_PROMPT_
Your task is to restate the listing word for word without the pictures.

======== THE DATA ========

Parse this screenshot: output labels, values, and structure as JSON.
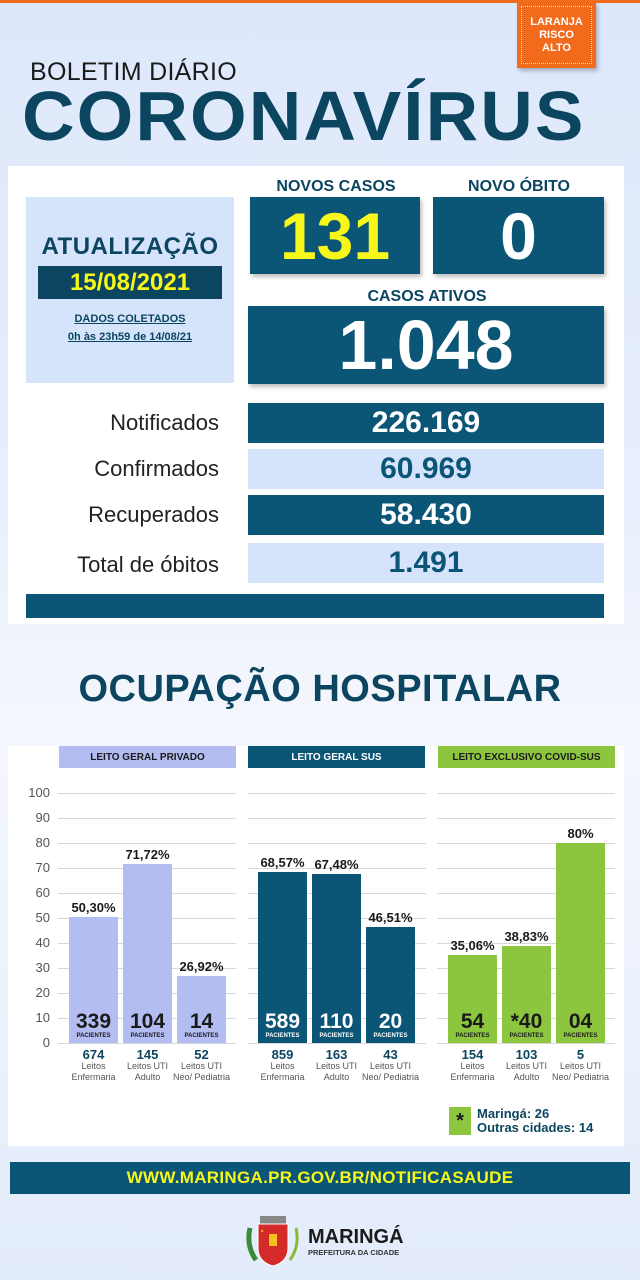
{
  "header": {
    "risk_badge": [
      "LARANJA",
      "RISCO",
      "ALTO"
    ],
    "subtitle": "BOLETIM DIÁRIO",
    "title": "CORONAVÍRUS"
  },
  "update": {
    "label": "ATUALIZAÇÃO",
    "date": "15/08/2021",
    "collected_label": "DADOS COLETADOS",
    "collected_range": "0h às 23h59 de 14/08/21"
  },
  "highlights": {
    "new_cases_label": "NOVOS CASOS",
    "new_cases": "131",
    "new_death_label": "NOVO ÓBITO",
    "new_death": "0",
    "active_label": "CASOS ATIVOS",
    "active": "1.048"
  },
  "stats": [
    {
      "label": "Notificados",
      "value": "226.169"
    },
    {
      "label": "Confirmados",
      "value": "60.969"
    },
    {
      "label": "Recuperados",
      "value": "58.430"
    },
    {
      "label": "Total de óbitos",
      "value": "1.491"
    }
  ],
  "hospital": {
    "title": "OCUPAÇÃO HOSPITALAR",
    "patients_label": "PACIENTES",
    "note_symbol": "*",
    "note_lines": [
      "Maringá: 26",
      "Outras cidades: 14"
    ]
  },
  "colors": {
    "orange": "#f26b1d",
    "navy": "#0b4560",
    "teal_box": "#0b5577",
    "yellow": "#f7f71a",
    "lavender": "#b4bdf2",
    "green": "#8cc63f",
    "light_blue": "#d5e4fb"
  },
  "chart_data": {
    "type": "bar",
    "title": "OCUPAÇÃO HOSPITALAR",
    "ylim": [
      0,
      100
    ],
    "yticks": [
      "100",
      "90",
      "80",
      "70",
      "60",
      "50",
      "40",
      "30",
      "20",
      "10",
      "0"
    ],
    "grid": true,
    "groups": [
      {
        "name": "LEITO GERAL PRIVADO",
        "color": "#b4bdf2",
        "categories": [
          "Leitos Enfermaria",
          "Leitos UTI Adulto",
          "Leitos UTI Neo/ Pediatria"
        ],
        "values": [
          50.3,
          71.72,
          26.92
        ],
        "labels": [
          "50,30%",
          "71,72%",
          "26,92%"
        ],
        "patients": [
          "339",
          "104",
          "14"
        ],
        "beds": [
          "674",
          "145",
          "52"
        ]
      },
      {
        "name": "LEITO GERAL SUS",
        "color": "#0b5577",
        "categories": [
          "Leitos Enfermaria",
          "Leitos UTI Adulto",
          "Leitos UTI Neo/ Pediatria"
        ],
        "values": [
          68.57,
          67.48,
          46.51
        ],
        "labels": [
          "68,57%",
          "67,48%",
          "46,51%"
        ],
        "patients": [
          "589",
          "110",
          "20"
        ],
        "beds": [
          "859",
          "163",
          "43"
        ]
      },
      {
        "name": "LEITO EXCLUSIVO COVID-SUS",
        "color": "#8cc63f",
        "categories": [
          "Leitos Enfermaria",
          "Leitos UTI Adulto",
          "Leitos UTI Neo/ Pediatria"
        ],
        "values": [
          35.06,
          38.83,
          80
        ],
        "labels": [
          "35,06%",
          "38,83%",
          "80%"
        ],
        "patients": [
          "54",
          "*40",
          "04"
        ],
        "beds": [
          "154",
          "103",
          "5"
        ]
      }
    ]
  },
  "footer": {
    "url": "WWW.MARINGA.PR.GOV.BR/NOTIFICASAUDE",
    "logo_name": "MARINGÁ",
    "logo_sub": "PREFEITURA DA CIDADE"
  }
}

========

_YOUR SOLUTION_
Parse this screenshot: output labels, values, and structure as JSON.
{
  "header": {
    "risk_badge": [
      "LARANJA",
      "RISCO",
      "ALTO"
    ],
    "subtitle": "BOLETIM DIÁRIO",
    "title": "CORONAVÍRUS"
  },
  "update": {
    "label": "ATUALIZAÇÃO",
    "date": "15/08/2021",
    "collected_label": "DADOS COLETADOS",
    "collected_range": "0h às 23h59 de 14/08/21"
  },
  "highlights": {
    "new_cases_label": "NOVOS CASOS",
    "new_cases": "131",
    "new_death_label": "NOVO ÓBITO",
    "new_death": "0",
    "active_label": "CASOS ATIVOS",
    "active": "1.048"
  },
  "stats": [
    {
      "label": "Notificados",
      "value": "226.169"
    },
    {
      "label": "Confirmados",
      "value": "60.969"
    },
    {
      "label": "Recuperados",
      "value": "58.430"
    },
    {
      "label": "Total de óbitos",
      "value": "1.491"
    }
  ],
  "hospital": {
    "title": "OCUPAÇÃO HOSPITALAR",
    "patients_label": "PACIENTES",
    "note_symbol": "*",
    "note_lines": [
      "Maringá: 26",
      "Outras cidades: 14"
    ]
  },
  "colors": {
    "orange": "#f26b1d",
    "navy": "#0b4560",
    "teal_box": "#0b5577",
    "yellow": "#f7f71a",
    "lavender": "#b4bdf2",
    "green": "#8cc63f",
    "light_blue": "#d5e4fb"
  },
  "chart_data": {
    "type": "bar",
    "title": "OCUPAÇÃO HOSPITALAR",
    "ylim": [
      0,
      100
    ],
    "yticks": [
      "100",
      "90",
      "80",
      "70",
      "60",
      "50",
      "40",
      "30",
      "20",
      "10",
      "0"
    ],
    "grid": true,
    "groups": [
      {
        "name": "LEITO GERAL PRIVADO",
        "color": "#b4bdf2",
        "categories": [
          "Leitos Enfermaria",
          "Leitos UTI Adulto",
          "Leitos UTI Neo/ Pediatria"
        ],
        "values": [
          50.3,
          71.72,
          26.92
        ],
        "labels": [
          "50,30%",
          "71,72%",
          "26,92%"
        ],
        "patients": [
          "339",
          "104",
          "14"
        ],
        "beds": [
          "674",
          "145",
          "52"
        ]
      },
      {
        "name": "LEITO GERAL SUS",
        "color": "#0b5577",
        "categories": [
          "Leitos Enfermaria",
          "Leitos UTI Adulto",
          "Leitos UTI Neo/ Pediatria"
        ],
        "values": [
          68.57,
          67.48,
          46.51
        ],
        "labels": [
          "68,57%",
          "67,48%",
          "46,51%"
        ],
        "patients": [
          "589",
          "110",
          "20"
        ],
        "beds": [
          "859",
          "163",
          "43"
        ]
      },
      {
        "name": "LEITO EXCLUSIVO COVID-SUS",
        "color": "#8cc63f",
        "categories": [
          "Leitos Enfermaria",
          "Leitos UTI Adulto",
          "Leitos UTI Neo/ Pediatria"
        ],
        "values": [
          35.06,
          38.83,
          80
        ],
        "labels": [
          "35,06%",
          "38,83%",
          "80%"
        ],
        "patients": [
          "54",
          "*40",
          "04"
        ],
        "beds": [
          "154",
          "103",
          "5"
        ]
      }
    ]
  },
  "footer": {
    "url": "WWW.MARINGA.PR.GOV.BR/NOTIFICASAUDE",
    "logo_name": "MARINGÁ",
    "logo_sub": "PREFEITURA DA CIDADE"
  }
}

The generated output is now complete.